Dataset records:
* START *
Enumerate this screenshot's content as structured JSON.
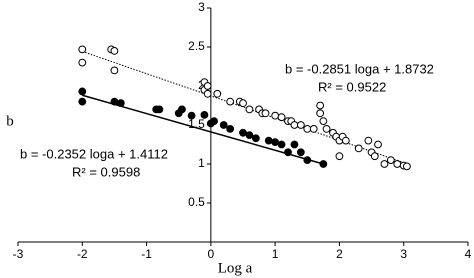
{
  "chart_data": {
    "type": "scatter",
    "x_label": "Log a",
    "y_label": "b",
    "xlim": [
      -3,
      4
    ],
    "xticks": [
      -3,
      -2,
      -1,
      0,
      1,
      2,
      3,
      4
    ],
    "ylim": [
      0,
      3
    ],
    "yticks": [
      0.5,
      1,
      1.5,
      2,
      2.5,
      3
    ],
    "series": [
      {
        "marker": "open",
        "color": "#000000",
        "x": [
          -2.0,
          -2.0,
          -1.55,
          -1.5,
          -1.5,
          -0.1,
          -0.1,
          -0.05,
          -0.05,
          0.1,
          0.3,
          0.45,
          0.5,
          0.6,
          0.75,
          0.8,
          0.85,
          1.0,
          1.1,
          1.2,
          1.25,
          1.3,
          1.4,
          1.5,
          1.6,
          1.7,
          1.7,
          1.75,
          1.8,
          1.9,
          1.95,
          2.0,
          2.05,
          2.1,
          2.0,
          2.3,
          2.45,
          2.5,
          2.55,
          2.6,
          2.7,
          2.8,
          2.9,
          3.0,
          3.05
        ],
        "values": [
          2.47,
          2.3,
          2.47,
          2.45,
          2.2,
          2.05,
          1.95,
          2.0,
          1.9,
          1.9,
          1.8,
          1.8,
          1.78,
          1.7,
          1.7,
          1.65,
          1.65,
          1.62,
          1.6,
          1.55,
          1.55,
          1.5,
          1.5,
          1.45,
          1.45,
          1.65,
          1.75,
          1.55,
          1.45,
          1.4,
          1.35,
          1.3,
          1.35,
          1.3,
          1.1,
          1.2,
          1.3,
          1.15,
          1.1,
          1.25,
          1.0,
          1.05,
          1.0,
          0.98,
          0.97
        ],
        "trendline": {
          "style": "dotted",
          "slope": -0.2851,
          "intercept": 1.8732,
          "x_range": [
            -2.0,
            3.05
          ]
        },
        "annotation": [
          "b = -0.2851 loga + 1.8732",
          "R² = 0.9522"
        ]
      },
      {
        "marker": "filled",
        "color": "#000000",
        "x": [
          -2.0,
          -2.0,
          -1.5,
          -1.4,
          -0.85,
          -0.8,
          -0.5,
          -0.45,
          -0.3,
          -0.1,
          0.0,
          0.05,
          0.2,
          0.3,
          0.5,
          0.6,
          0.7,
          0.9,
          1.0,
          1.1,
          1.2,
          1.3,
          1.4,
          1.5,
          1.75
        ],
        "values": [
          1.93,
          1.8,
          1.8,
          1.78,
          1.7,
          1.7,
          1.65,
          1.7,
          1.62,
          1.63,
          1.52,
          1.55,
          1.5,
          1.45,
          1.4,
          1.37,
          1.33,
          1.3,
          1.28,
          1.25,
          1.15,
          1.25,
          1.15,
          1.05,
          1.0
        ],
        "trendline": {
          "style": "solid",
          "slope": -0.2352,
          "intercept": 1.4112,
          "x_range": [
            -2.0,
            1.75
          ]
        },
        "annotation": [
          "b = -0.2352 loga + 1.4112",
          "R² = 0.9598"
        ]
      }
    ]
  }
}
* END *
The problem
Go through the listing above and write it all out exactly, leaving out any picture.

Output of the exercise
Enumerate this screenshot's content as structured JSON.
{
  "chart_data": {
    "type": "scatter",
    "x_label": "Log a",
    "y_label": "b",
    "xlim": [
      -3,
      4
    ],
    "xticks": [
      -3,
      -2,
      -1,
      0,
      1,
      2,
      3,
      4
    ],
    "ylim": [
      0,
      3
    ],
    "yticks": [
      0.5,
      1,
      1.5,
      2,
      2.5,
      3
    ],
    "series": [
      {
        "marker": "open",
        "color": "#000000",
        "x": [
          -2.0,
          -2.0,
          -1.55,
          -1.5,
          -1.5,
          -0.1,
          -0.1,
          -0.05,
          -0.05,
          0.1,
          0.3,
          0.45,
          0.5,
          0.6,
          0.75,
          0.8,
          0.85,
          1.0,
          1.1,
          1.2,
          1.25,
          1.3,
          1.4,
          1.5,
          1.6,
          1.7,
          1.7,
          1.75,
          1.8,
          1.9,
          1.95,
          2.0,
          2.05,
          2.1,
          2.0,
          2.3,
          2.45,
          2.5,
          2.55,
          2.6,
          2.7,
          2.8,
          2.9,
          3.0,
          3.05
        ],
        "values": [
          2.47,
          2.3,
          2.47,
          2.45,
          2.2,
          2.05,
          1.95,
          2.0,
          1.9,
          1.9,
          1.8,
          1.8,
          1.78,
          1.7,
          1.7,
          1.65,
          1.65,
          1.62,
          1.6,
          1.55,
          1.55,
          1.5,
          1.5,
          1.45,
          1.45,
          1.65,
          1.75,
          1.55,
          1.45,
          1.4,
          1.35,
          1.3,
          1.35,
          1.3,
          1.1,
          1.2,
          1.3,
          1.15,
          1.1,
          1.25,
          1.0,
          1.05,
          1.0,
          0.98,
          0.97
        ],
        "trendline": {
          "style": "dotted",
          "slope": -0.2851,
          "intercept": 1.8732,
          "x_range": [
            -2.0,
            3.05
          ]
        },
        "annotation": [
          "b = -0.2851 loga + 1.8732",
          "R² = 0.9522"
        ]
      },
      {
        "marker": "filled",
        "color": "#000000",
        "x": [
          -2.0,
          -2.0,
          -1.5,
          -1.4,
          -0.85,
          -0.8,
          -0.5,
          -0.45,
          -0.3,
          -0.1,
          0.0,
          0.05,
          0.2,
          0.3,
          0.5,
          0.6,
          0.7,
          0.9,
          1.0,
          1.1,
          1.2,
          1.3,
          1.4,
          1.5,
          1.75
        ],
        "values": [
          1.93,
          1.8,
          1.8,
          1.78,
          1.7,
          1.7,
          1.65,
          1.7,
          1.62,
          1.63,
          1.52,
          1.55,
          1.5,
          1.45,
          1.4,
          1.37,
          1.33,
          1.3,
          1.28,
          1.25,
          1.15,
          1.25,
          1.15,
          1.05,
          1.0
        ],
        "trendline": {
          "style": "solid",
          "slope": -0.2352,
          "intercept": 1.4112,
          "x_range": [
            -2.0,
            1.75
          ]
        },
        "annotation": [
          "b = -0.2352 loga + 1.4112",
          "R² = 0.9598"
        ]
      }
    ]
  }
}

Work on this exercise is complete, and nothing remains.